═══ RECORDS

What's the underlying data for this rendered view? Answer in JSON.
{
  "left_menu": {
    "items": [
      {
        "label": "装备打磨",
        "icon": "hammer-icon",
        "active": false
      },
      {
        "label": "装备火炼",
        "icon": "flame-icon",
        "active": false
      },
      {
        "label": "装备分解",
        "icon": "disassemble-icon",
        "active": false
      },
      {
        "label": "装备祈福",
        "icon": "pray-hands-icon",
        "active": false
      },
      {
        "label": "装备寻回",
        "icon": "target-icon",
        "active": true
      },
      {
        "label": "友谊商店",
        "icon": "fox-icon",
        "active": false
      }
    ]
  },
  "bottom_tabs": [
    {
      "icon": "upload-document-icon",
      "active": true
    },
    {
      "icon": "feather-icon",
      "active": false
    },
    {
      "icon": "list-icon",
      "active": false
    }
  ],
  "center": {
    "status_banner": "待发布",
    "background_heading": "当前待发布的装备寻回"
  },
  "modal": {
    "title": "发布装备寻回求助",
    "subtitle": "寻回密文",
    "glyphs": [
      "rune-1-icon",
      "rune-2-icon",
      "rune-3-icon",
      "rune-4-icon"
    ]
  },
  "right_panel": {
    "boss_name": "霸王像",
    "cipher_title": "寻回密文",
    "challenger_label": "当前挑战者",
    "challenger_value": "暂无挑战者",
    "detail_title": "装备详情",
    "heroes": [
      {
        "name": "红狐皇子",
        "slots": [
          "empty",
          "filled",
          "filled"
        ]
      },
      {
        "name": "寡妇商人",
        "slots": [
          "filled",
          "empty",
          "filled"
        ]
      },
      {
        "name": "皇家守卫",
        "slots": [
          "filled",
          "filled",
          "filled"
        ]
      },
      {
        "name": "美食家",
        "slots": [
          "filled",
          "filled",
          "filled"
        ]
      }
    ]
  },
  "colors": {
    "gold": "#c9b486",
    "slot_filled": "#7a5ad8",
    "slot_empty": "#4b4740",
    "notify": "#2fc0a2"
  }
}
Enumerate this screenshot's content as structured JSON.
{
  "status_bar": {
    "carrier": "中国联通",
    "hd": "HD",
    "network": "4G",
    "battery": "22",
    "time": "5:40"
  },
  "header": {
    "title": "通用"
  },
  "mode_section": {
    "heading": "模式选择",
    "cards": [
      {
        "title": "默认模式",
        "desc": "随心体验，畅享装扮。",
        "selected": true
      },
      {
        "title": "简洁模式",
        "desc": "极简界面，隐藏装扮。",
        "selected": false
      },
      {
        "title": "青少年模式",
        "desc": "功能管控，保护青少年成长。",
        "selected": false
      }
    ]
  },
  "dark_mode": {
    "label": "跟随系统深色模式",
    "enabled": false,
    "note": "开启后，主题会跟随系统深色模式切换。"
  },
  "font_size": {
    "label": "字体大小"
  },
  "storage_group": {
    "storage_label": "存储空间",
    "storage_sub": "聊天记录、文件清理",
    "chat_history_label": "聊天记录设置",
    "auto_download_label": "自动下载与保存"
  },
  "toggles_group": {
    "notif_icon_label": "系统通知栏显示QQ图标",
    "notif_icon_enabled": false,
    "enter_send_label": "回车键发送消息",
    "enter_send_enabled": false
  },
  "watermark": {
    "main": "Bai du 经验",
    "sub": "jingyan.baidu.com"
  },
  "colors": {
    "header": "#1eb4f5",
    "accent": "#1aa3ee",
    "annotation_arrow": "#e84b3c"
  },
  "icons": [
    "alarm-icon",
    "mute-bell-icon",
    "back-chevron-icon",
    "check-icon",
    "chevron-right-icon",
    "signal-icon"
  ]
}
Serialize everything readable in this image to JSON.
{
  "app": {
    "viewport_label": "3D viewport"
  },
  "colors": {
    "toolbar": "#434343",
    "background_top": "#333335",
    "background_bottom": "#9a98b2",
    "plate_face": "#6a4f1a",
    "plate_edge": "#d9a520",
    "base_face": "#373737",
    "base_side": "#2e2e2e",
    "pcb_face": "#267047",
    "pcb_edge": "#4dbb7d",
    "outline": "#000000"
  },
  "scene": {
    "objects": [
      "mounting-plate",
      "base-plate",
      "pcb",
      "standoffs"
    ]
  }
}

══════

(YOUR GOAL): Return each line where "desc" shows up.

(COMPLETE ANSWER):
        "desc": "随心体验，畅享装扮。",
        "desc": "极简界面，隐藏装扮。",
        "desc": "功能管控，保护青少年成长。",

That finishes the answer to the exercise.